Dataset records:
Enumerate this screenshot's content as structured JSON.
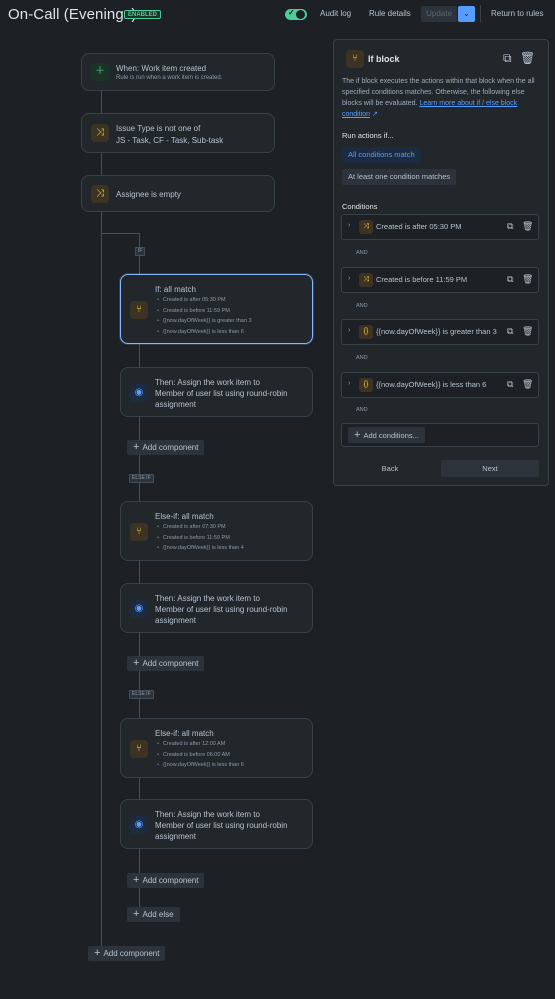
{
  "header": {
    "title": "On-Call (Evenings)",
    "badge": "ENABLED",
    "toggle_check": "✓",
    "audit_log": "Audit log",
    "rule_details": "Rule details",
    "update": "Update",
    "update_menu": "⌄",
    "return": "Return to rules"
  },
  "trigger": {
    "title": "When: Work item created",
    "subtitle": "Rule is run when a work item is created.",
    "icon": "plus-icon"
  },
  "condition1": {
    "title": "Issue Type is not one of",
    "subtitle": "JS - Task, CF - Task, Sub-task",
    "icon": "shuffle-icon"
  },
  "condition2": {
    "title": "Assignee is empty",
    "icon": "shuffle-icon"
  },
  "branch_tag": "IF",
  "if_block": {
    "title": "If: all match",
    "conditions": [
      "Created is after 05:30 PM",
      "Created is before 11:59 PM",
      "{{now.dayOfWeek}} is greater than 3",
      "{{now.dayOfWeek}} is less than 6"
    ]
  },
  "action1": {
    "title": "Then: Assign the work item to",
    "line2": "Member of user list using round-robin",
    "line3": "assignment"
  },
  "add_component_1": "Add component",
  "else_tag_1": "ELSE IF",
  "elseif1": {
    "title": "Else-if: all match",
    "conditions": [
      "Created is after 07:30 PM",
      "Created is before 11:59 PM",
      "{{now.dayOfWeek}} is less than 4"
    ]
  },
  "action2": {
    "title": "Then: Assign the work item to",
    "line2": "Member of user list using round-robin",
    "line3": "assignment"
  },
  "add_component_2": "Add component",
  "else_tag_2": "ELSE IF",
  "elseif2": {
    "title": "Else-if: all match",
    "conditions": [
      "Created is after 12:00 AM",
      "Created is before 06:00 AM",
      "{{now.dayOfWeek}} is less than 6"
    ]
  },
  "action3": {
    "title": "Then: Assign the work item to",
    "line2": "Member of user list using round-robin",
    "line3": "assignment"
  },
  "add_component_3": "Add component",
  "add_else": "Add else",
  "add_component_main": "Add component",
  "panel": {
    "title": "If block",
    "description": "The if block executes the actions within that block when the all specified conditions matches. Otherwise, the following else blocks will be evaluated.",
    "link": "Learn more about if / else block condition",
    "run_actions_label": "Run actions if...",
    "option_all": "All conditions match",
    "option_any": "At least one condition matches",
    "conditions_label": "Conditions",
    "conditions": [
      {
        "text": "Created is after 05:30 PM",
        "icon": "shuffle-icon"
      },
      {
        "text": "Created is before 11:59 PM",
        "icon": "shuffle-icon"
      },
      {
        "text": "{{now.dayOfWeek}} is greater than 3",
        "icon": "braces-icon"
      },
      {
        "text": "{{now.dayOfWeek}} is less than 6",
        "icon": "braces-icon"
      }
    ],
    "and_label": "AND",
    "add_conditions": "Add conditions...",
    "back": "Back",
    "next": "Next"
  },
  "colors": {
    "background": "#1d2125",
    "card": "#22272b",
    "accent": "#579dff",
    "success": "#4bce97",
    "warning": "#f5cd47"
  }
}
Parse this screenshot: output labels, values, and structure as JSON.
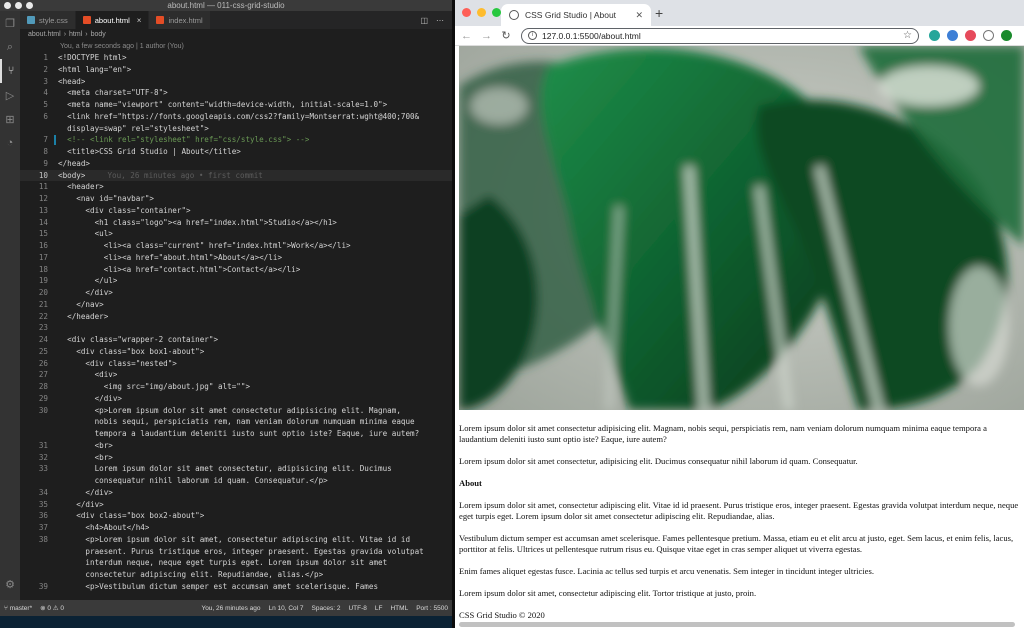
{
  "vscode": {
    "window_title": "about.html — 011-css-grid-studio",
    "tabs": [
      {
        "label": "style.css",
        "color": "#519aba",
        "active": false
      },
      {
        "label": "about.html",
        "color": "#e44d26",
        "active": true
      },
      {
        "label": "index.html",
        "color": "#e44d26",
        "active": false
      }
    ],
    "breadcrumb": [
      "about.html",
      "html",
      "body"
    ],
    "blame": "You, a few seconds ago | 1 author (You)",
    "ghost_blame": "You, 26 minutes ago • first commit",
    "lines": [
      {
        "n": "1",
        "text": "<!DOCTYPE html>"
      },
      {
        "n": "2",
        "text": "<html lang=\"en\">"
      },
      {
        "n": "3",
        "text": "<head>"
      },
      {
        "n": "4",
        "text": "  <meta charset=\"UTF-8\">"
      },
      {
        "n": "5",
        "text": "  <meta name=\"viewport\" content=\"width=device-width, initial-scale=1.0\">"
      },
      {
        "n": "6",
        "text": "  <link href=\"https://fonts.googleapis.com/css2?family=Montserrat:wght@400;700&"
      },
      {
        "n": "",
        "text": "  display=swap\" rel=\"stylesheet\">"
      },
      {
        "n": "7",
        "text": "  <!-- <link rel=\"stylesheet\" href=\"css/style.css\"> -->"
      },
      {
        "n": "8",
        "text": "  <title>CSS Grid Studio | About</title>"
      },
      {
        "n": "9",
        "text": "</head>"
      },
      {
        "n": "10",
        "text": "<body>"
      },
      {
        "n": "11",
        "text": "  <header>"
      },
      {
        "n": "12",
        "text": "    <nav id=\"navbar\">"
      },
      {
        "n": "13",
        "text": "      <div class=\"container\">"
      },
      {
        "n": "14",
        "text": "        <h1 class=\"logo\"><a href=\"index.html\">Studio</a></h1>"
      },
      {
        "n": "15",
        "text": "        <ul>"
      },
      {
        "n": "16",
        "text": "          <li><a class=\"current\" href=\"index.html\">Work</a></li>"
      },
      {
        "n": "17",
        "text": "          <li><a href=\"about.html\">About</a></li>"
      },
      {
        "n": "18",
        "text": "          <li><a href=\"contact.html\">Contact</a></li>"
      },
      {
        "n": "19",
        "text": "        </ul>"
      },
      {
        "n": "20",
        "text": "      </div>"
      },
      {
        "n": "21",
        "text": "    </nav>"
      },
      {
        "n": "22",
        "text": "  </header>"
      },
      {
        "n": "23",
        "text": ""
      },
      {
        "n": "24",
        "text": "  <div class=\"wrapper-2 container\">"
      },
      {
        "n": "25",
        "text": "    <div class=\"box box1-about\">"
      },
      {
        "n": "26",
        "text": "      <div class=\"nested\">"
      },
      {
        "n": "27",
        "text": "        <div>"
      },
      {
        "n": "28",
        "text": "          <img src=\"img/about.jpg\" alt=\"\">"
      },
      {
        "n": "29",
        "text": "        </div>"
      },
      {
        "n": "30",
        "text": "        <p>Lorem ipsum dolor sit amet consectetur adipisicing elit. Magnam,"
      },
      {
        "n": "",
        "text": "        nobis sequi, perspiciatis rem, nam veniam dolorum numquam minima eaque"
      },
      {
        "n": "",
        "text": "        tempora a laudantium deleniti iusto sunt optio iste? Eaque, iure autem?"
      },
      {
        "n": "31",
        "text": "        <br>"
      },
      {
        "n": "32",
        "text": "        <br>"
      },
      {
        "n": "33",
        "text": "        Lorem ipsum dolor sit amet consectetur, adipisicing elit. Ducimus"
      },
      {
        "n": "",
        "text": "        consequatur nihil laborum id quam. Consequatur.</p>"
      },
      {
        "n": "34",
        "text": "      </div>"
      },
      {
        "n": "35",
        "text": "    </div>"
      },
      {
        "n": "36",
        "text": "    <div class=\"box box2-about\">"
      },
      {
        "n": "37",
        "text": "      <h4>About</h4>"
      },
      {
        "n": "38",
        "text": "      <p>Lorem ipsum dolor sit amet, consectetur adipiscing elit. Vitae id id"
      },
      {
        "n": "",
        "text": "      praesent. Purus tristique eros, integer praesent. Egestas gravida volutpat"
      },
      {
        "n": "",
        "text": "      interdum neque, neque eget turpis eget. Lorem ipsum dolor sit amet"
      },
      {
        "n": "",
        "text": "      consectetur adipiscing elit. Repudiandae, alias.</p>"
      },
      {
        "n": "39",
        "text": "      <p>Vestibulum dictum semper est accumsan amet scelerisque. Fames"
      }
    ],
    "status": {
      "branch": "master*",
      "problems": "⊗ 0 ⚠ 0",
      "blame": "You, 26 minutes ago",
      "position": "Ln 10, Col 7",
      "spaces": "Spaces: 2",
      "encoding": "UTF-8",
      "eol": "LF",
      "language": "HTML",
      "port": "Port : 5500"
    }
  },
  "chrome": {
    "tab_title": "CSS Grid Studio | About",
    "url": "127.0.0.1:5500/about.html",
    "page": {
      "p1": "Lorem ipsum dolor sit amet consectetur adipisicing elit. Magnam, nobis sequi, perspiciatis rem, nam veniam dolorum numquam minima eaque tempora a laudantium deleniti iusto sunt optio iste? Eaque, iure autem?",
      "p2": "Lorem ipsum dolor sit amet consectetur, adipisicing elit. Ducimus consequatur nihil laborum id quam. Consequatur.",
      "heading": "About",
      "p3": "Lorem ipsum dolor sit amet, consectetur adipiscing elit. Vitae id id praesent. Purus tristique eros, integer praesent. Egestas gravida volutpat interdum neque, neque eget turpis eget. Lorem ipsum dolor sit amet consectetur adipiscing elit. Repudiandae, alias.",
      "p4": "Vestibulum dictum semper est accumsan amet scelerisque. Fames pellentesque pretium. Massa, etiam eu et elit arcu at justo, eget. Sem lacus, et enim felis, lacus, porttitor at felis. Ultrices ut pellentesque rutrum risus eu. Quisque vitae eget in cras semper aliquet ut viverra egestas.",
      "p5": "Enim fames aliquet egestas fusce. Lacinia ac tellus sed turpis et arcu venenatis. Sem integer in tincidunt integer ultricies.",
      "p6": "Lorem ipsum dolor sit amet, consectetur adipiscing elit. Tortor tristique at justo, proin.",
      "footer": "CSS Grid Studio © 2020"
    }
  }
}
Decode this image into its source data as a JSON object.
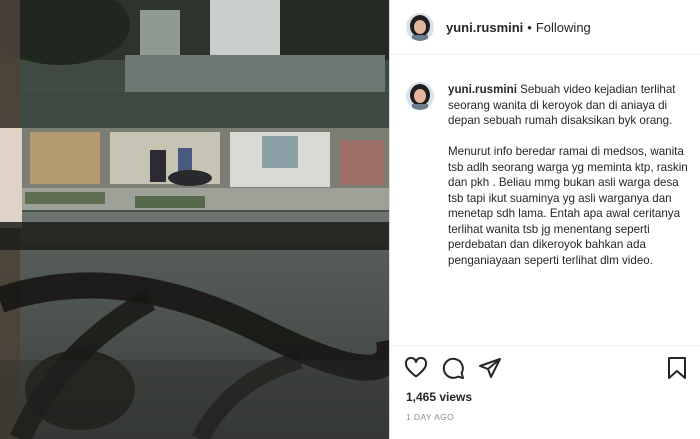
{
  "post": {
    "username": "yuni.rusmini",
    "separator": "•",
    "follow_status": "Following",
    "caption_paragraph_1": "Sebuah video kejadian terlihat seorang wanita di keroyok dan di aniaya di depan sebuah rumah disaksikan byk orang.",
    "caption_paragraph_2": "Menurut info beredar ramai di medsos, wanita tsb adlh seorang warga yg meminta ktp, raskin dan pkh . Beliau mmg bukan asli warga desa tsb tapi ikut suaminya yg asli warganya dan menetap sdh lama. Entah apa awal ceritanya terlihat wanita tsb jg menentang seperti perdebatan dan dikeroyok bahkan ada penganiayaan seperti terlihat dlm video.",
    "views": "1,465 views",
    "timestamp": "1 DAY AGO"
  },
  "icons": {
    "like": "heart-icon",
    "comment": "comment-icon",
    "share": "send-icon",
    "save": "bookmark-icon"
  },
  "colors": {
    "text": "#262626",
    "muted": "#8e8e8e",
    "border": "#dbdbdb"
  }
}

[Exercise aim]: Quote, word for word and nothing more, every line from the line with "Decode this image" to the end of the entries, including both ends; skip any pictures.

[Complete output]:
Decode this image into its source data as a JSON object.
{
  "post": {
    "username": "yuni.rusmini",
    "separator": "•",
    "follow_status": "Following",
    "caption_paragraph_1": "Sebuah video kejadian terlihat seorang wanita di keroyok dan di aniaya di depan sebuah rumah disaksikan byk orang.",
    "caption_paragraph_2": "Menurut info beredar ramai di medsos, wanita tsb adlh seorang warga yg meminta ktp, raskin dan pkh . Beliau mmg bukan asli warga desa tsb tapi ikut suaminya yg asli warganya dan menetap sdh lama. Entah apa awal ceritanya terlihat wanita tsb jg menentang seperti perdebatan dan dikeroyok bahkan ada penganiayaan seperti terlihat dlm video.",
    "views": "1,465 views",
    "timestamp": "1 DAY AGO"
  },
  "icons": {
    "like": "heart-icon",
    "comment": "comment-icon",
    "share": "send-icon",
    "save": "bookmark-icon"
  },
  "colors": {
    "text": "#262626",
    "muted": "#8e8e8e",
    "border": "#dbdbdb"
  }
}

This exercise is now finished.